Rincian Tugas
Lanjutkan tulisan tentang tipologi penafsiran kontemporer terhadap Al-Qur'an setelah kalimat terakhirnya.

Minggu, 02 Januari 2011

Tipologi Penafsiran Kontemporer Terhadap Al-Qur’an


Tipologi dan Proyeksi Penafsiran Kontemporer Terhadap Al-Qur’an
Oleh : Erlan Muliadi


A.       Pendahuluan
Sebagai pegangan dalam kehidupan manusia khususnya penganut agama islam, maka al quran dikaji intensif sejak dari turunnya sampai sekarang dan selama dinamika zaman terus berubah. Al Quran yang dilegitimasi pengarangnya (Allah) merupakan pegangan dan ditegaskan sahih likuli zaman wa makan menggeret interpretasi manusia berkembang sesuai dengan kondisi dan permasalahan yang mereka hadapi seiring dengan berkembangnya persoalan persoalan manusian yang kompleks
Dalam beberapa literature terdapat berbagai acuan dalam proyeksi penafsiran manusia khususnya dalam reinterpretasi Al Quran, dalam proyeksi penafsiran ini penulis menyatakan bahwa proyek penafsiran terhadap teks al quran telah dikembangkan dari berbagai masa dengan cara interpretasi yang beragam.

Bagian Data

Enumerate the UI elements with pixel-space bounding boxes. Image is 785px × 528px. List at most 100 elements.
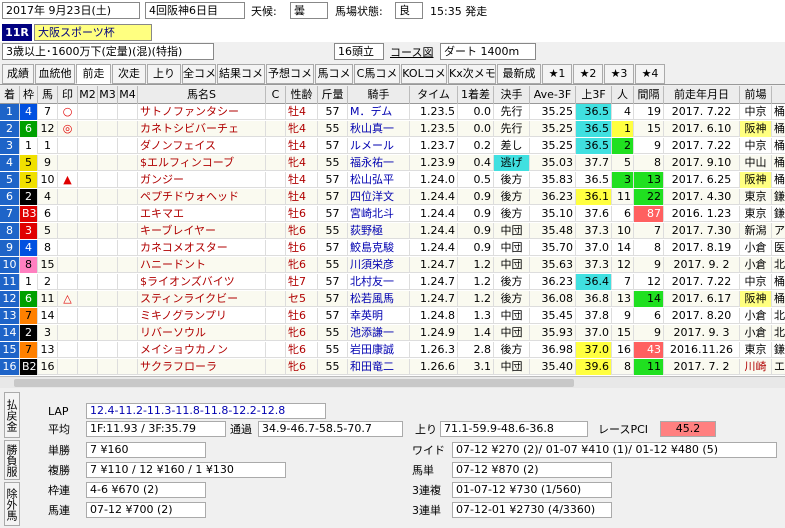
tab-2[interactable]: 前走 [76,64,111,84]
tab-13[interactable]: ★1 [542,64,572,84]
cell-waku: 3 [20,223,38,239]
tab-9[interactable]: C馬コメ [354,64,400,84]
result-row[interactable]: 4 5 9 $エルフィンコーブ 牝4 55 福永祐一 1.23.9 0.4 逃げ 35.03 37.7… [0,155,785,171]
cell-kime: 中団 [494,240,530,256]
horizontal-scrollbar[interactable] [0,376,785,388]
result-row[interactable]: 9 4 8 カネコメオスター 牡6 57 鮫島克駿 1.24.4 0.9 中団 35.70 37.0 1… [0,240,785,256]
race-header: 2017年 9月23日(土) 4回阪神6日目 天候: 曇 馬場状態: 良 15:… [0,0,785,22]
col-header-m4[interactable]: M4 [118,86,138,104]
col-header-mark[interactable]: 印 [58,86,78,104]
result-row[interactable]: 8 3 5 キーブレイヤー 牝6 55 荻野極 1.24.4 0.9 中団 35.48 37.3 10 7… [0,223,785,239]
cell-pop: 1 [612,121,634,137]
cell-m2 [78,291,98,307]
tab-1[interactable]: 血統他 [35,64,75,84]
tab-8[interactable]: 馬コメ [315,64,353,84]
result-row[interactable]: 15 7 13 メイショウカノン 牝6 55 岩田康誠 1.26.3 2.8 後方 36.98 37.… [0,342,785,358]
cell-extra: 鎌 [772,206,785,222]
result-row[interactable]: 5 5 10 ▲ ガンジー 牡4 57 松山弘平 1.24.0 0.5 後方 35.83 36.5 3 13… [0,172,785,188]
result-row[interactable]: 1 4 7 ○ サトノファンタシー 牡4 57 M．デム 1.23.5 0.0 先行 35.25 36.… [0,104,785,120]
cell-diff: 0.9 [458,206,494,222]
col-header-ave[interactable]: Ave-3F [530,86,576,104]
cell-m3 [98,138,118,154]
tab-15[interactable]: ★3 [604,64,634,84]
tab-3[interactable]: 次走 [112,64,146,84]
cell-sex: 牡6 [286,206,318,222]
tab-16[interactable]: ★4 [635,64,665,84]
cell-extra: エ [772,359,785,375]
result-row[interactable]: 10 8 15 ハニードント 牝6 55 川須栄彦 1.24.7 1.2 中団 35.63 37.3 1… [0,257,785,273]
course-map-link[interactable]: コース図 [390,45,433,60]
col-header-m2[interactable]: M2 [78,86,98,104]
tab-14[interactable]: ★2 [573,64,603,84]
cell-agari: 37.8 [576,308,612,324]
cell-uma: 12 [38,121,58,137]
cell-jockey: 荻野極 [348,223,410,239]
tab-0[interactable]: 成績 [2,64,34,84]
result-row[interactable]: 2 6 12 ◎ カネトシビバーチェ 牝4 55 秋山真一 1.23.5 0.0 先行 35.25 36… [0,121,785,137]
cell-name: カネトシビバーチェ [138,121,266,137]
result-row[interactable]: 3 1 1 ダノンフェイス 牡4 57 ルメール 1.23.7 0.2 差し 35.25 36.5 2 9… [0,138,785,154]
col-header-pop[interactable]: 人 [612,86,634,104]
col-header-kan[interactable]: 間隔 [634,86,664,104]
result-row[interactable]: 7 B3 6 エキマエ 牡6 57 宮崎北斗 1.24.4 0.9 後方 35.10 37.6 6 87 2… [0,206,785,222]
tab-4[interactable]: 上り [147,64,181,84]
tab-12[interactable]: 最新成 [497,64,541,84]
col-header-agari[interactable]: 上3F [576,86,612,104]
col-header-jockey[interactable]: 騎手 [348,86,410,104]
col-header-sex[interactable]: 性齢 [286,86,318,104]
result-row[interactable]: 13 7 14 ミキノグランプリ 牡6 57 幸英明 1.24.8 1.3 中団 35.45 37.8… [0,308,785,324]
cell-sex: 牝6 [286,257,318,273]
cell-c [266,138,286,154]
cell-kime: 中団 [494,325,530,341]
col-header-name[interactable]: 馬名S [138,86,266,104]
cell-pop: 13 [612,291,634,307]
cell-m2 [78,342,98,358]
col-header-uma[interactable]: 馬 [38,86,58,104]
col-header-place[interactable]: 前場 [740,86,772,104]
cell-pop: 2 [612,138,634,154]
cell-kan: 6 [634,308,664,324]
runners-count: 16頭立 [334,43,384,60]
side-tab-payout[interactable]: 払戻金 [4,392,20,438]
cell-time: 1.24.4 [410,223,458,239]
cell-jockey: M．デム [348,104,410,120]
col-header-c[interactable]: C [266,86,286,104]
cell-ave: 36.23 [530,274,576,290]
cell-name: メイショウカノン [138,342,266,358]
cell-jockey: 四位洋文 [348,189,410,205]
cell-m3 [98,172,118,188]
col-header-m3[interactable]: M3 [98,86,118,104]
tab-10[interactable]: KOLコメ [401,64,447,84]
col-header-date[interactable]: 前走年月日 [664,86,740,104]
result-row[interactable]: 11 1 2 $ライオンズバイツ 牡7 57 北村友一 1.24.7 1.2 後方 36.23 36.… [0,274,785,290]
col-header-diff[interactable]: 1着差 [458,86,494,104]
col-header-kin[interactable]: 斤量 [318,86,348,104]
race-date: 2017年 9月23日(土) [2,2,140,19]
cell-jockey: 秋山真一 [348,121,410,137]
payout-label: 枠連 [48,484,70,497]
col-header-waku[interactable]: 枠 [20,86,38,104]
cell-agari: 36.5 [576,138,612,154]
cell-c [266,325,286,341]
side-tab-excluded[interactable]: 除外馬 [4,482,20,526]
result-row[interactable]: 16 B2 16 サクラフローラ 牝6 55 和田竜二 1.26.6 3.1 中団 35.40 39.… [0,359,785,375]
col-header-time[interactable]: タイム [410,86,458,104]
scrollbar-thumb[interactable] [14,379,574,387]
result-row[interactable]: 12 6 11 △ スティンライクビー セ5 57 松若風馬 1.24.7 1.2 後方 36.08 3… [0,291,785,307]
payout-label: 馬連 [48,504,70,517]
cell-kime: 後方 [494,206,530,222]
payout-value: 07-12 ¥870 (2) [452,462,612,478]
col-header-pos[interactable]: 着 [0,86,20,104]
tab-7[interactable]: 予想コメ [266,64,314,84]
tab-5[interactable]: 全コメ [182,64,216,84]
result-row[interactable]: 14 2 3 リバーソウル 牝6 55 池添謙一 1.24.9 1.4 中団 35.93 37.0 15… [0,325,785,341]
col-header-kime[interactable]: 決手 [494,86,530,104]
tab-11[interactable]: Kx次メモ [448,64,496,84]
tab-6[interactable]: 結果コメ [217,64,265,84]
side-tab-silks[interactable]: 勝負服 [4,440,20,480]
pass-label: 通過 [230,423,252,436]
result-row[interactable]: 6 2 4 ペプチドウォヘッド 牡4 57 四位洋文 1.24.4 0.9 後方 36.23 36.1… [0,189,785,205]
race-condition: 3歳以上･1600万下(定量)(混)(特指) [2,43,214,60]
cell-jockey: 岩田康誠 [348,342,410,358]
cell-kime: 後方 [494,291,530,307]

Hasil Tugas
       Dalam tulisan ini, membahas tentang tiga tipologi  intepretasi al-Qur’an dalam era modern dan kontemporer. Tipologi ini antara lain adalah; 1) tradisional quasi-obyektivis intepretation, 2) modernis quasi-obtektivist intepretation, 3) subjectivist intepretation.
Berbicara tentang metode pembacaan al-Qur’an pada masa kini, maka pertanyaan yang muncul adalah ; bagaimana seharusnya  sarjana-sarjana Muslim kontemporer menafsirkan al-Qur’an, sehingga pesan-pesan ilahi dapat ditangkap secara baik dan benar? Al-Qur’an diturunkan 14 abad yang lalu, dimana situasi sosial saat itu sangat berbeda dengan kondisi saat ini. Haruskah kita memahami dan menafsirkan ayat-ayat al-qur’an secara literal dan mengaplikasikan dalam kehidupan sehari-hari sesuai dengan pemahaman literal tersebut? Dalam menjawab pertanyaan-pertanyaan tersebut, ulama masa kini berbeda pendapat.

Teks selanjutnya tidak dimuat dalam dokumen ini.